» TASK OBJECTIVE
Write out, unchanged, the lines of the entries below, starting with the line that contains "image-pixel [702,780,710,787]" and continuing through the line that contains "image-pixel [762,876,769,883]", both included.

[Stored entries]
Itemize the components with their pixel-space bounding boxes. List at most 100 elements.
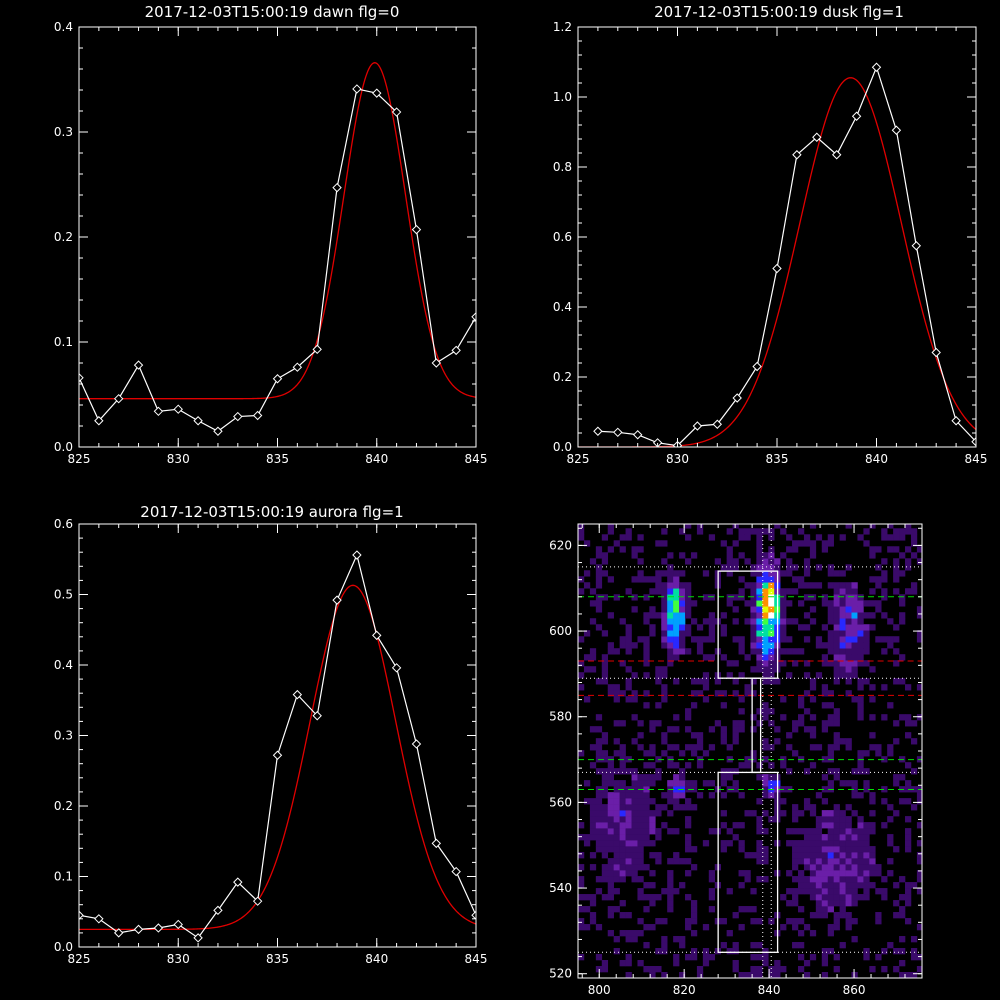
image-pixel [702,780,710,787]
image-pixel [667,636,674,643]
image-pixel [833,654,840,661]
image-pixel [839,654,846,661]
image-pixel [762,714,769,721]
dusk-data-point [792,150,802,160]
image-pixel [815,672,823,679]
image-pixel [702,636,710,643]
image-pixel [910,588,918,595]
image-pixel [744,972,751,978]
image-pixel [833,900,840,907]
image-pixel [839,810,846,817]
image-pixel [887,804,894,811]
image-pixel [821,726,829,733]
image-pixel [738,648,745,655]
image-pixel [869,684,876,691]
image-pixel [667,792,674,799]
image-pixel [786,768,793,775]
image-pixel [887,840,894,847]
image-pixel [851,810,858,817]
image-pixel [786,900,793,907]
image-pixel [827,606,834,613]
image-pixel [797,702,805,709]
image-pixel [893,534,900,541]
image-pixel [833,870,840,877]
image-pixel [845,636,852,643]
dawn-spectrum-panel: 2017-12-03T15:00:19 dawn flg=0 825 830 835… [54,3,488,466]
image-pixel [833,810,840,817]
image-pixel [643,882,650,889]
image-pixel [601,786,609,793]
image-pixel [839,648,846,655]
image-pixel [619,930,626,937]
image-pixel [839,618,846,625]
image-pixel [821,900,829,907]
image-pixel [667,726,674,733]
image-pixel [845,780,852,787]
image-pixel [625,840,632,847]
image-pixel [631,690,638,697]
image-pixel [708,636,716,643]
image-pixel [631,546,638,553]
image-pixel [613,768,620,775]
image-pixel [637,546,644,553]
image-pixel [619,900,626,907]
image-pixel [869,858,876,865]
image-pixel [685,726,692,733]
image-pixel [631,792,638,799]
image-pixel [607,858,614,865]
image-pixel [667,894,674,901]
image-pixel [649,798,656,805]
image-pixel [762,828,769,835]
image-pixel [869,612,876,619]
image-pixel [869,870,876,877]
image-pixel [708,876,716,883]
aurora-xtick-label: 825 [68,952,91,966]
image-pixel [595,828,603,835]
image-pixel [637,834,644,841]
image-pixel [762,876,769,883]
image-pixel [679,774,686,781]
image-pixel [607,642,614,649]
image-pixel [839,594,846,601]
image-pixel [679,588,686,595]
image-pixel [625,822,632,829]
image-pixel [762,792,769,799]
image-pixel [869,846,876,853]
image-pixel [690,900,698,907]
image-pixel [768,588,775,595]
image-pixel [667,624,674,631]
image-pixel [863,852,870,859]
dawn-data-point [213,426,223,436]
image-pixel [768,564,775,571]
image-pixel [792,888,799,895]
image-pixel [839,888,846,895]
image-pixel [685,612,692,619]
image-pixel [857,858,864,865]
image-pixel [613,936,620,943]
image-pixel [625,954,632,961]
image-pixel [750,606,757,613]
dusk-xtick-label: 835 [766,452,789,466]
image-pixel [845,900,852,907]
dusk-data-point [732,393,742,403]
image-pixel [762,606,769,613]
image-pixel [827,882,834,889]
image-pixel [601,864,609,871]
image-pixel [595,888,603,895]
image-pixel [690,552,698,559]
image-pixel [607,684,614,691]
image-pixel [655,774,662,781]
image-pixel [851,846,858,853]
image-pixel [637,780,644,787]
image-pixel [607,780,614,787]
image-pixel [655,702,662,709]
image-pixel [881,894,888,901]
image-pixel [637,798,644,805]
image-pixel [851,900,858,907]
image-pixel [762,810,769,817]
image-pixel [827,600,834,607]
image-pixel [708,828,716,835]
image-pixel [827,780,834,787]
image-pixel [792,894,799,901]
image-pixel [619,534,626,541]
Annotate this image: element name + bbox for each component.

» RESULT OF THIS EXERCISE
image-pixel [702,780,710,787]
image-pixel [667,636,674,643]
image-pixel [833,654,840,661]
image-pixel [839,654,846,661]
image-pixel [762,714,769,721]
dusk-data-point [792,150,802,160]
image-pixel [815,672,823,679]
image-pixel [702,636,710,643]
image-pixel [910,588,918,595]
image-pixel [744,972,751,978]
image-pixel [833,900,840,907]
image-pixel [839,810,846,817]
image-pixel [887,804,894,811]
image-pixel [821,726,829,733]
image-pixel [738,648,745,655]
image-pixel [869,684,876,691]
image-pixel [667,792,674,799]
image-pixel [786,768,793,775]
image-pixel [887,840,894,847]
image-pixel [851,810,858,817]
image-pixel [786,900,793,907]
image-pixel [827,606,834,613]
image-pixel [797,702,805,709]
image-pixel [893,534,900,541]
image-pixel [833,870,840,877]
image-pixel [845,636,852,643]
dawn-spectrum-panel: 2017-12-03T15:00:19 dawn flg=0 825 830 835… [54,3,488,466]
image-pixel [833,810,840,817]
image-pixel [643,882,650,889]
image-pixel [601,786,609,793]
image-pixel [839,648,846,655]
image-pixel [619,930,626,937]
image-pixel [839,618,846,625]
image-pixel [821,900,829,907]
image-pixel [667,726,674,733]
image-pixel [845,780,852,787]
image-pixel [625,840,632,847]
image-pixel [631,690,638,697]
image-pixel [708,636,716,643]
image-pixel [631,546,638,553]
image-pixel [613,768,620,775]
image-pixel [637,546,644,553]
image-pixel [619,900,626,907]
image-pixel [869,858,876,865]
image-pixel [685,726,692,733]
image-pixel [631,792,638,799]
image-pixel [607,858,614,865]
image-pixel [667,894,674,901]
image-pixel [649,798,656,805]
image-pixel [762,828,769,835]
image-pixel [869,612,876,619]
image-pixel [869,870,876,877]
image-pixel [708,876,716,883]
aurora-xtick-label: 825 [68,952,91,966]
image-pixel [595,828,603,835]
image-pixel [637,834,644,841]
image-pixel [762,876,769,883]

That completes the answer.